[start of DATA SHOWN]
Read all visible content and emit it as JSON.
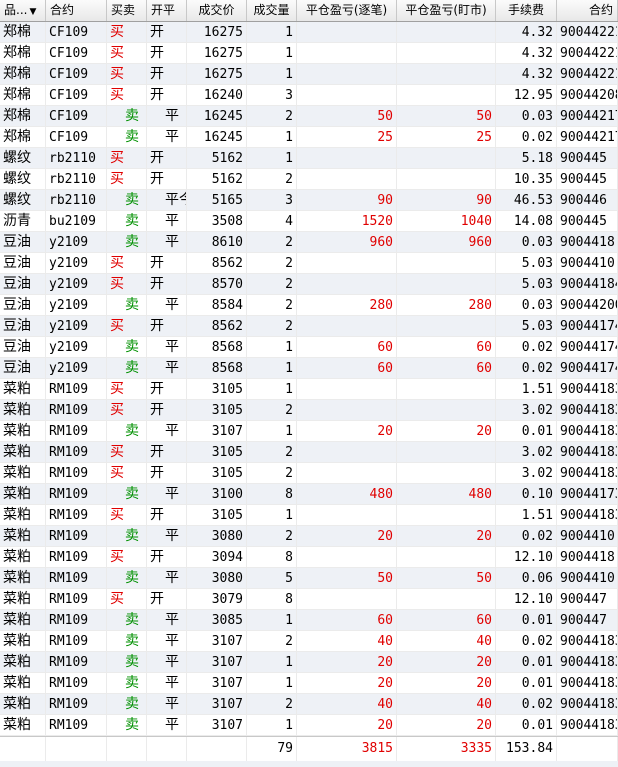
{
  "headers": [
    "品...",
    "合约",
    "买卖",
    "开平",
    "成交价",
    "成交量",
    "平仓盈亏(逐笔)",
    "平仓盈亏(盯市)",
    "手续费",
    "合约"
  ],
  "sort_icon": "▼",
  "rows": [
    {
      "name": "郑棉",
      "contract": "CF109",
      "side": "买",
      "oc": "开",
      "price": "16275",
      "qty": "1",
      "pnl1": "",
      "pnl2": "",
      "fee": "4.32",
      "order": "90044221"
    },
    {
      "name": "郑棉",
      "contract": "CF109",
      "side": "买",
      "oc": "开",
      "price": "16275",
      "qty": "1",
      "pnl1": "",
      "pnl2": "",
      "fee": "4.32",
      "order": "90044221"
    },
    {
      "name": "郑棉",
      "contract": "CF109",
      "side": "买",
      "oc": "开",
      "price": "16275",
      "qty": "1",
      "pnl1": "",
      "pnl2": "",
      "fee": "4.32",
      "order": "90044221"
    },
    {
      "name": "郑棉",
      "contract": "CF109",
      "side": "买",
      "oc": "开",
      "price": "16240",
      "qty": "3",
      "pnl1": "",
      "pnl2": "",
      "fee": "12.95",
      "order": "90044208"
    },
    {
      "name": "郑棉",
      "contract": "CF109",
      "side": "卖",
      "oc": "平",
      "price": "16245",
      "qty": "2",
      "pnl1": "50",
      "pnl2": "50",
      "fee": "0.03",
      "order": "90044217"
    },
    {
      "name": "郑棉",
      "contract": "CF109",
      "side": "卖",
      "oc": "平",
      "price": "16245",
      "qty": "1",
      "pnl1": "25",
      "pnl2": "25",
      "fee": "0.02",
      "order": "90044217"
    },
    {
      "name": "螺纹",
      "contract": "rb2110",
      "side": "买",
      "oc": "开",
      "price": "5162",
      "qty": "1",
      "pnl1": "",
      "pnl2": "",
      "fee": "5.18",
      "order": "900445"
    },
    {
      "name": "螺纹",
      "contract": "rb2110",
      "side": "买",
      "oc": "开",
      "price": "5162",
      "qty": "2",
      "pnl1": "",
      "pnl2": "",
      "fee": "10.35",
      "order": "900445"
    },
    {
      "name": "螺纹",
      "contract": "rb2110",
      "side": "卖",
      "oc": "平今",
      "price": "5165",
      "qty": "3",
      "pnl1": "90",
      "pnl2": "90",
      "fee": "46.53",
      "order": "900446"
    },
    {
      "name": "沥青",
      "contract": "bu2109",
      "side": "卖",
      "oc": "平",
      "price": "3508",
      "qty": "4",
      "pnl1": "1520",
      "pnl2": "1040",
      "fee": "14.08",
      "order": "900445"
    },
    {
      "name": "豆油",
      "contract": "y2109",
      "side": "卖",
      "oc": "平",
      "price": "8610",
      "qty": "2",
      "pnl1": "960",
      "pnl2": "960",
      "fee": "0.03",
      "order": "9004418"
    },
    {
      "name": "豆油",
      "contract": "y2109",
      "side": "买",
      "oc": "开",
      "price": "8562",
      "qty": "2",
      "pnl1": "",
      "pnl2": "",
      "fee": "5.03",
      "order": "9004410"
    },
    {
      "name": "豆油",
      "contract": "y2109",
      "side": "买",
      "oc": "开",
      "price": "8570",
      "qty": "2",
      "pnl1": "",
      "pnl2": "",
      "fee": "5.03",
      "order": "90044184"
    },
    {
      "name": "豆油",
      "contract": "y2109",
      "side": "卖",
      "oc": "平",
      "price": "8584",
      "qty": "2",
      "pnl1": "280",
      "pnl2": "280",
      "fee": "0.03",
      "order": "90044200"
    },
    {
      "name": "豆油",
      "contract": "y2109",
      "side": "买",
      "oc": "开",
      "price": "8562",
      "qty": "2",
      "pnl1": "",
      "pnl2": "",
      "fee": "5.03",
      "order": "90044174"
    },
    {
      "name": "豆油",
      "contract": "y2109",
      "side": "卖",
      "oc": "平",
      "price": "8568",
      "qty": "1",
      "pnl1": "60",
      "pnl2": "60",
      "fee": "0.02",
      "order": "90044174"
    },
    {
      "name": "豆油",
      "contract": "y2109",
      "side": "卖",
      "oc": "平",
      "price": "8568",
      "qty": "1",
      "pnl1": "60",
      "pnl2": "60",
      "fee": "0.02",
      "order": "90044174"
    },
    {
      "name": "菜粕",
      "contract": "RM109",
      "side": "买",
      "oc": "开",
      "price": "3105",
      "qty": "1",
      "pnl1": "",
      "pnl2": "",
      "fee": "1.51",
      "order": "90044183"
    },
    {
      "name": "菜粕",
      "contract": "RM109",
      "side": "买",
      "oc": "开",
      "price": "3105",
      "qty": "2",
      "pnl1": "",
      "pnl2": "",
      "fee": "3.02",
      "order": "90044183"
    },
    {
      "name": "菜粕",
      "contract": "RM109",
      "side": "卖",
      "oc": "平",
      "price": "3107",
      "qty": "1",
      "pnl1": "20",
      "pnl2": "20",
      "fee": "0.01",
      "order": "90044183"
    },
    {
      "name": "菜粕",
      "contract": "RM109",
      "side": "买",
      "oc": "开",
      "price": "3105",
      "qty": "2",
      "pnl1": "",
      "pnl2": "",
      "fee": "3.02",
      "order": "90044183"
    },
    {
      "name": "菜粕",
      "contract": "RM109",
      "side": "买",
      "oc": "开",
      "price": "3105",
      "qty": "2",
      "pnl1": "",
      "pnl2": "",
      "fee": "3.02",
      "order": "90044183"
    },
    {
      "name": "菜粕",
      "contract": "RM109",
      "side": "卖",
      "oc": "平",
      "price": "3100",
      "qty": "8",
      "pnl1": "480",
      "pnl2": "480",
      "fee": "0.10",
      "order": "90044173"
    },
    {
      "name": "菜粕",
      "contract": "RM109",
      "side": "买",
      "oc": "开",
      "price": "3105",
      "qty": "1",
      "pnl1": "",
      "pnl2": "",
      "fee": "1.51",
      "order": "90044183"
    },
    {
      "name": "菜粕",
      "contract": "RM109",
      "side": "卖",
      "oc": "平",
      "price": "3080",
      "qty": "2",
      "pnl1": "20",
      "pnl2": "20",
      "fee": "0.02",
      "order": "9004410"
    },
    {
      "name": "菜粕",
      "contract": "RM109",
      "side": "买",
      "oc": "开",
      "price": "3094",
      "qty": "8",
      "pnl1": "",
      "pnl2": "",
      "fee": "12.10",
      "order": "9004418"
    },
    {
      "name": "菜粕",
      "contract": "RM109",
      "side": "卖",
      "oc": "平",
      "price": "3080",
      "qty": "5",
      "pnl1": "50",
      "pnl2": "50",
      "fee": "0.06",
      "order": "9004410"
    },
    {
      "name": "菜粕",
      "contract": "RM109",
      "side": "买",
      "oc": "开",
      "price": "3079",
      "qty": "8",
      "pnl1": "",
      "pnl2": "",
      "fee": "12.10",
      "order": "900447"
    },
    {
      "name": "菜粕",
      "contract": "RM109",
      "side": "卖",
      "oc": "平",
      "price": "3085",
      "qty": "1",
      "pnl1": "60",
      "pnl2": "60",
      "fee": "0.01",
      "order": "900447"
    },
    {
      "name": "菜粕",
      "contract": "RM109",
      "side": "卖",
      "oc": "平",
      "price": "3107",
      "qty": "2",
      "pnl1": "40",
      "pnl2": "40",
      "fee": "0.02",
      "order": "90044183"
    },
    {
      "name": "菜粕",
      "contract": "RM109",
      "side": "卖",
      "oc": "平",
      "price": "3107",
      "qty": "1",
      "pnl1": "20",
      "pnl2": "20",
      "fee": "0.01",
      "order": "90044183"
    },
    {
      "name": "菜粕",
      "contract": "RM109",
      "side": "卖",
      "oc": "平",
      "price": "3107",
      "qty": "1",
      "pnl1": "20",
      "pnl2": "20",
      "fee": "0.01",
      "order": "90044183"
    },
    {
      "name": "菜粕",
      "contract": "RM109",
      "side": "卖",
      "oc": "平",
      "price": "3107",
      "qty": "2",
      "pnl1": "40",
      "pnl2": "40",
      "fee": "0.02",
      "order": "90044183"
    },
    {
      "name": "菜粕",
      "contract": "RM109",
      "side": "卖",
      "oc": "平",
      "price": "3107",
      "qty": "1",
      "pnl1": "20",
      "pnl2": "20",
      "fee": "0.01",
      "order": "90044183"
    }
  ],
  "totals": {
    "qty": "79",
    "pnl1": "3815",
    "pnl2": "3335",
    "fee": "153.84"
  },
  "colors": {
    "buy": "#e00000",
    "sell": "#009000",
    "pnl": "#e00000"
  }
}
[end of DATA SHOWN]
[start of DATA SHOWN]
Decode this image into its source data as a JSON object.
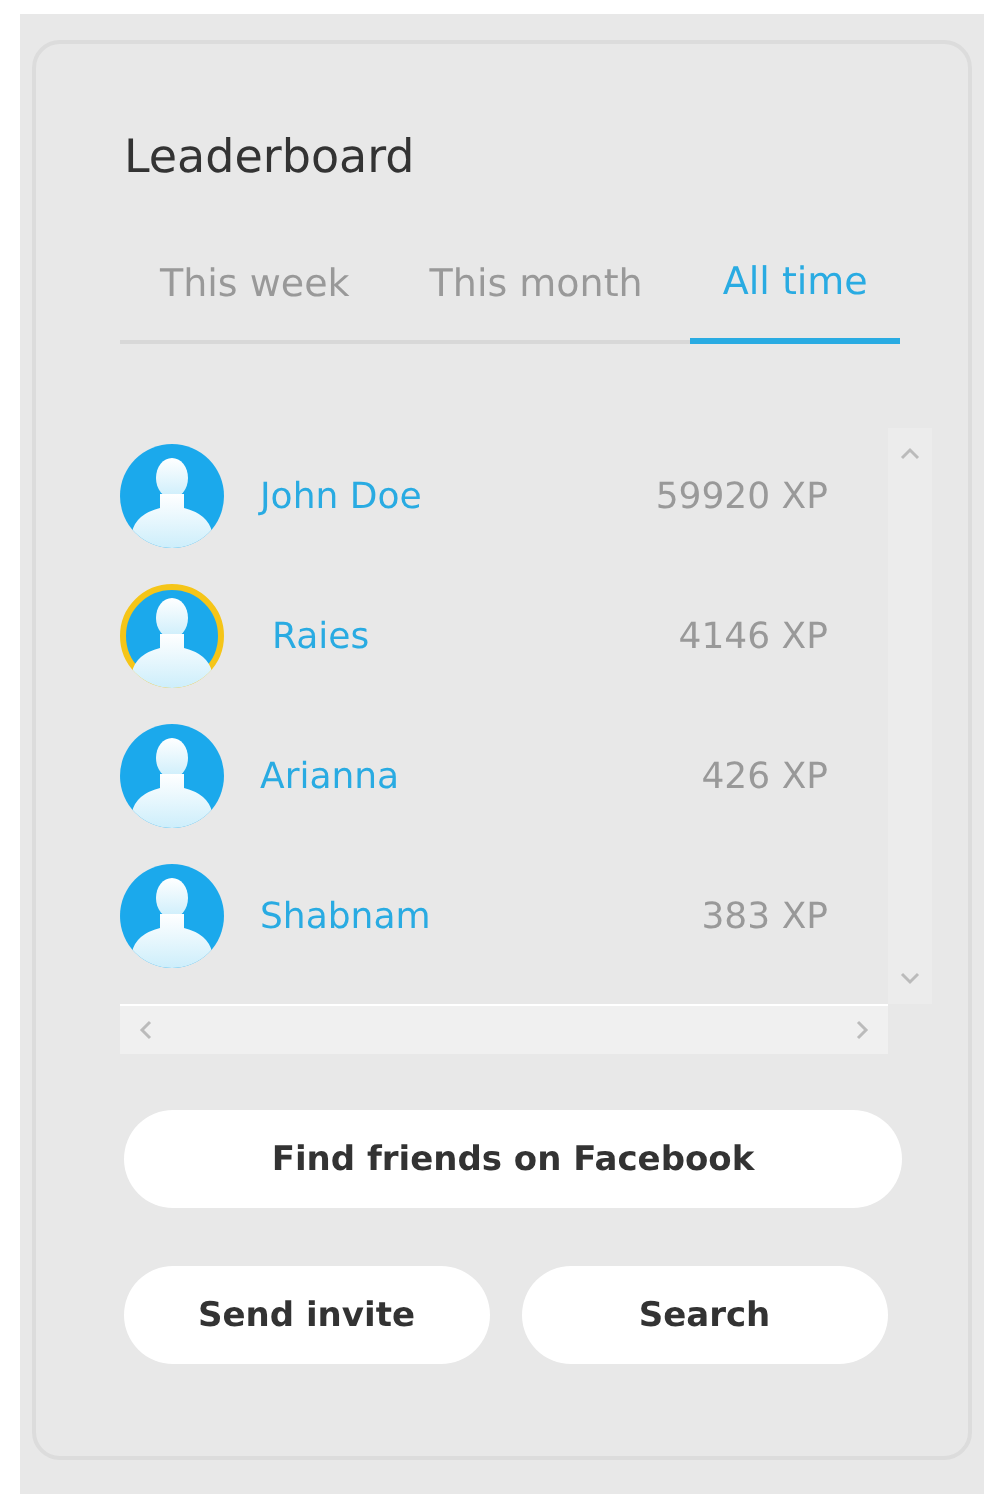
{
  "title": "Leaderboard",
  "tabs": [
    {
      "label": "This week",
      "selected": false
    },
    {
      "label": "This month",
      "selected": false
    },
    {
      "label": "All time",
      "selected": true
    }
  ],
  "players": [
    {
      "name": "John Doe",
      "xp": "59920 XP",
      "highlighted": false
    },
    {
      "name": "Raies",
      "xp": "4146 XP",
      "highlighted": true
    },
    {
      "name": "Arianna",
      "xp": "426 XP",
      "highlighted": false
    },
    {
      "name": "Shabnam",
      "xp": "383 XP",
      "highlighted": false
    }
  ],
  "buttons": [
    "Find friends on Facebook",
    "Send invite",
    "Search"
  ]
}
[end of DATA SHOWN]
Find all the lines containing "label" in the material, then copy them.

      "label": "This week",
      "label": "This month",
      "label": "All time",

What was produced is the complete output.